Task directions: Return all the entries exactly, keeping pictures out.

Stored rows:

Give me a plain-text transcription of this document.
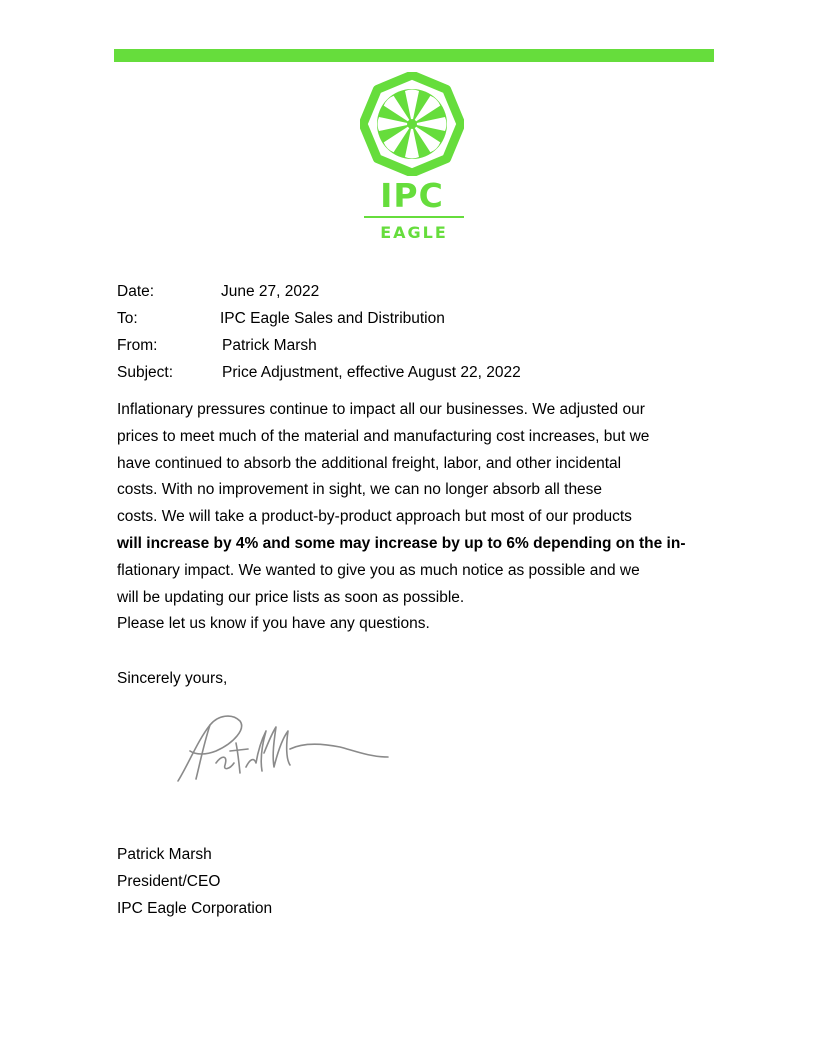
IPC
EAGLE
Date:	June 27, 2022
To:	IPC Eagle Sales and Distribution
From:	Patrick Marsh
Subject:	Price Adjustment, effective August 22, 2022
Inflationary pressures continue to impact all our businesses. We adjusted our
prices to meet much of the material and manufacturing cost increases, but we
have continued to absorb the additional freight, labor, and other incidental
costs. With no improvement in sight, we can no longer absorb all these
costs. We will take a product-by-product approach but most of our products
will increase by 4% and some may increase by up to 6% depending on the in-
flationary impact. We wanted to give you as much notice as possible and we
will be updating our price lists as soon as possible.
Please let us know if you have any questions.
Sincerely yours,
Patrick Marsh
President/CEO
IPC Eagle Corporation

Correct output:
Give me a plain-text transcription of this document.
IPC
EAGLE
Date:	June 27, 2022
To:	IPC Eagle Sales and Distribution
From:	Patrick Marsh
Subject:	Price Adjustment, effective August 22, 2022
Inflationary pressures continue to impact all our businesses. We adjusted our
prices to meet much of the material and manufacturing cost increases, but we
have continued to absorb the additional freight, labor, and other incidental
costs. With no improvement in sight, we can no longer absorb all these
costs. We will take a product-by-product approach but most of our products
will increase by 4% and some may increase by up to 6% depending on the in-
flationary impact. We wanted to give you as much notice as possible and we
will be updating our price lists as soon as possible.
Please let us know if you have any questions.
Sincerely yours,
Patrick Marsh
President/CEO
IPC Eagle Corporation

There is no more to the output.